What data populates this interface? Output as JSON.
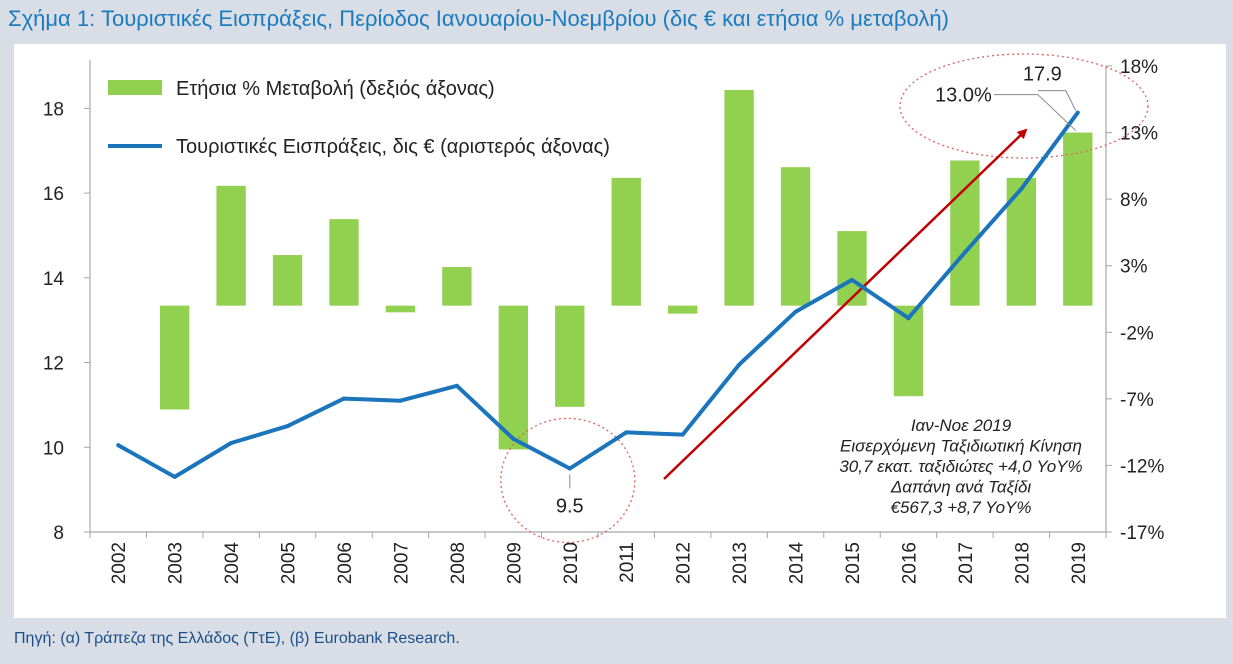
{
  "title": "Σχήμα 1: Τουριστικές Εισπράξεις, Περίοδος Ιανουαρίου-Νοεμβρίου (δις € και ετήσια % μεταβολή)",
  "source": "Πηγή: (α) Τράπεζα της Ελλάδος (ΤτΕ), (β) Eurobank Research.",
  "colors": {
    "bar": "#92d050",
    "line": "#1b75bc",
    "arrow": "#c00000",
    "circle": "#e06060",
    "title": "#1b7bbf"
  },
  "chart_data": {
    "type": "bar+line",
    "categories": [
      "2002",
      "2003",
      "2004",
      "2005",
      "2006",
      "2007",
      "2008",
      "2009",
      "2010",
      "2011",
      "2012",
      "2013",
      "2014",
      "2015",
      "2016",
      "2017",
      "2018",
      "2019"
    ],
    "series": [
      {
        "name": "Ετήσια % Μεταβολή (δεξιός άξονας)",
        "type": "bar",
        "axis": "right",
        "values": [
          0,
          -7.8,
          9.0,
          3.8,
          6.5,
          -0.5,
          2.9,
          -10.8,
          -7.6,
          9.6,
          -0.6,
          16.2,
          10.4,
          5.6,
          -6.8,
          10.9,
          9.6,
          13.0
        ]
      },
      {
        "name": "Τουριστικές Εισπράξεις, δις € (αριστερός άξονας)",
        "type": "line",
        "axis": "left",
        "values": [
          10.05,
          9.3,
          10.1,
          10.5,
          11.15,
          11.1,
          11.45,
          10.2,
          9.5,
          10.35,
          10.3,
          11.95,
          13.2,
          13.95,
          13.05,
          14.6,
          16.1,
          17.9
        ]
      }
    ],
    "left_axis": {
      "min": 8,
      "max": 19.0,
      "ticks": [
        8,
        10,
        12,
        14,
        16,
        18
      ]
    },
    "right_axis": {
      "min": -17,
      "max": 18,
      "ticks": [
        -17,
        -12,
        -7,
        -2,
        3,
        8,
        13,
        18
      ],
      "tick_labels": [
        "-17%",
        "-12%",
        "-7%",
        "-2%",
        "3%",
        "8%",
        "13%",
        "18%"
      ]
    },
    "annotations": {
      "low_label": "9.5",
      "high_label": "17.9",
      "pct_label": "13.0%"
    },
    "callout": {
      "line1": "Ιαν-Νοε 2019",
      "line2": "Εισερχόμενη Ταξιδιωτική Κίνηση",
      "line3": "30,7 εκατ. ταξιδιώτες +4,0 YoY%",
      "line4": "Δαπάνη ανά Ταξίδι",
      "line5": "€567,3 +8,7 YoY%"
    },
    "legend": {
      "position": "top-left"
    }
  }
}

What is required: Go over the data above and copy every line that has the word "title" in it.

Answer in full:
  "title": "Σχήμα 1: Τουριστικές Εισπράξεις, Περίοδος Ιανουαρίου-Νοεμβρίου (δις € και ετήσια % μεταβολή)",
    "title": "#1b7bbf"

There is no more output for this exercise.